--- PAGE TEXT Enclosed Below ---
Delays to the European Union's vaccine rollout and concern about new coronavirus variants make it harder for European governments to ease current pandemic restrictions. "At the Vaccine Summit, #BioNTech outlined a potential funding requirement of up to 400 million euros for reserving capacity and raw materials into next year. We are in exchange with the company to further firm this up," Spahn tweeted. "We are also talking to other #vaccine manufacturers about this," he added. "We want to secure sufficient capacity for Germany, Europe and the world for 2022 in case of problematic mutations or necessary booster vaccinations."

German Finance Minister Olaf Scholz said on Saturday he was angry that more COVID-19 vaccines were not ordered last year as EU chief executive Ursula von der Leyen renewed her defence of the European Commission's record on rolling them out.

The increasingly pressing calls from the international community
World Health Organization chief Tedros Adhanom Ghebreyesus called on more pharmaceutical companies on Friday to share manufacturing facilities to help ramp up the production of COVID-19 vaccines.

The WHO also said its technical advisers would meet next week to assess versions of the AstraZeneca vaccine from the Serum Institute of India (SII), the largest vaccine maker, and from South Korea's SK Bioscience ahead of a possible WHO emergency listing.
--- End of Enclosed PAGE TEXT ---
--- DATA RECORDS Enclosed Below ---
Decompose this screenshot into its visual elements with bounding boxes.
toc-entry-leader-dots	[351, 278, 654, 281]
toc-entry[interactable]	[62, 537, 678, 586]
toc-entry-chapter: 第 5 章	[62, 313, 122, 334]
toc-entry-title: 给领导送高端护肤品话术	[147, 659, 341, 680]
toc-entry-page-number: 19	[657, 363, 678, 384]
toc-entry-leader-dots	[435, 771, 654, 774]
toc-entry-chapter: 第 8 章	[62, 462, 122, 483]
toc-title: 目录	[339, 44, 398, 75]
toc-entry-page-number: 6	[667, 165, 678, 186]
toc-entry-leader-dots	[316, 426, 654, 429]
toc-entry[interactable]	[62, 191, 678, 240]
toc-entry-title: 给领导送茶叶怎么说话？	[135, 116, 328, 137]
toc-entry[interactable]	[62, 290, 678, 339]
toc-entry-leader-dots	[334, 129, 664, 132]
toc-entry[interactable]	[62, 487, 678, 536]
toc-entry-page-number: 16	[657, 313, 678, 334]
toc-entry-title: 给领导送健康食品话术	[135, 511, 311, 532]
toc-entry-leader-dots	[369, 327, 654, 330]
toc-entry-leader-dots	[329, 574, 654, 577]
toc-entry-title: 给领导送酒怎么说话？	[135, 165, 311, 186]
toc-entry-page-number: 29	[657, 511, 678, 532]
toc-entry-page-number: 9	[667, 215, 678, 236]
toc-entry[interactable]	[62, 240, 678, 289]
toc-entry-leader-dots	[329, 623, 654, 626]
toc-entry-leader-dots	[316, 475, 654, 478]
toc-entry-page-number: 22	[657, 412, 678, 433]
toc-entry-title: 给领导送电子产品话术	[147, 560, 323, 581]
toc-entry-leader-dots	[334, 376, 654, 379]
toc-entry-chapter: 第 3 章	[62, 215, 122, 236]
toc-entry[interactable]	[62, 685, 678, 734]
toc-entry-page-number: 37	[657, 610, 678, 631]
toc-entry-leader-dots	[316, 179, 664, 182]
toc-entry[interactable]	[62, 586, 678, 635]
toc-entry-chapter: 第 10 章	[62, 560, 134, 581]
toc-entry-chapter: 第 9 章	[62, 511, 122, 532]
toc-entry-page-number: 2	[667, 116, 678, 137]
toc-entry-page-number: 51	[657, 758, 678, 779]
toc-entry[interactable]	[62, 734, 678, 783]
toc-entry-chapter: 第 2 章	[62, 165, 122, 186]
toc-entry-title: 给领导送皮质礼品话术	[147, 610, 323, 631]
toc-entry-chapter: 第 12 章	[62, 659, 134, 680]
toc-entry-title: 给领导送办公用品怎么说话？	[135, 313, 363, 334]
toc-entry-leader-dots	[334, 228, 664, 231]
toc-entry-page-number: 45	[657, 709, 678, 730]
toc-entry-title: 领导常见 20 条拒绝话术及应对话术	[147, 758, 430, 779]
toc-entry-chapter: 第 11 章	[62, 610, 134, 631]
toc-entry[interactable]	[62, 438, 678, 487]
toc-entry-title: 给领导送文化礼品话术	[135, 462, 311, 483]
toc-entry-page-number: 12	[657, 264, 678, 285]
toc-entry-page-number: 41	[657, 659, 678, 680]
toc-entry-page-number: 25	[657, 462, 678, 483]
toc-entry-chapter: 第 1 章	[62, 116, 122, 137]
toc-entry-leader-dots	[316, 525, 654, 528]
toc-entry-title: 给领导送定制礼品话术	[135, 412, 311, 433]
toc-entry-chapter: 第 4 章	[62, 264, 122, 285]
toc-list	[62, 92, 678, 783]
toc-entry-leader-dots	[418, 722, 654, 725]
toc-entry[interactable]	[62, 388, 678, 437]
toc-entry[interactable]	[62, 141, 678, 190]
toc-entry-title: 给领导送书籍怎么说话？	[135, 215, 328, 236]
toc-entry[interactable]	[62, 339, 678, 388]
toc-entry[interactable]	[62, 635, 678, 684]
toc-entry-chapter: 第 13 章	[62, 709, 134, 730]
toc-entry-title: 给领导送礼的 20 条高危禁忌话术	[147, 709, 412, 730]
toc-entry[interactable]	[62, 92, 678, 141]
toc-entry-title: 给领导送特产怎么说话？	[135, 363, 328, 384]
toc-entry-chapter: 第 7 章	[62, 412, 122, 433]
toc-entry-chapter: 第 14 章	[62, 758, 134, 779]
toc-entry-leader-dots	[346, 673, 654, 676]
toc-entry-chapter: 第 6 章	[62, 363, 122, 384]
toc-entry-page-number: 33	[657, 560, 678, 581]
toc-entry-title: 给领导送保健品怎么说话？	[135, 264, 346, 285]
--- End of Enclosed DATA RECORDS ---
_ACTIONS TO TAKE_
#1 In the vaccine text, rewrite the passage between "The increasingly pressing" and "WHO emergency listing.", inclusive, changing "Friday" to "Thursday".
#2 According to the vaccine text, what funding requirement did BioNTech outline at the Vaccine Summit?
#3 Translate this sentence from the vaccine text into Spanish: "World Health Organization chief Tedros Adhanom Ghebreyesus called on more pharmaceutical companies on Friday to share manufacturing facilities to help ramp up the production of COVID-19 vaccines."
The records come from a source other than the vaccine text.

_ANSWERS IN ORDER_
#1
The increasingly pressing calls from the international community
World Health Organization chief Tedros Adhanom Ghebreyesus called on more pharmaceutical companies on Thursday to share manufacturing facilities to help ramp up the production of COVID-19 vaccines.

The WHO also said its technical advisers would meet next week to assess versions of the AstraZeneca vaccine from the Serum Institute of India (SII), the largest vaccine maker, and from South Korea's SK Bioscience ahead of a possible WHO emergency listing.

#2 Up to 400 million euros, for reserving capacity and raw materials into next year.

#3 El jefe de la Organización Mundial de la Salud, Tedros Adhanom Ghebreyesus, pidió el viernes a más compañías farmacéuticas que compartieran sus instalaciones de fabricación para ayudar a aumentar la producción de vacunas contra la COVID-19.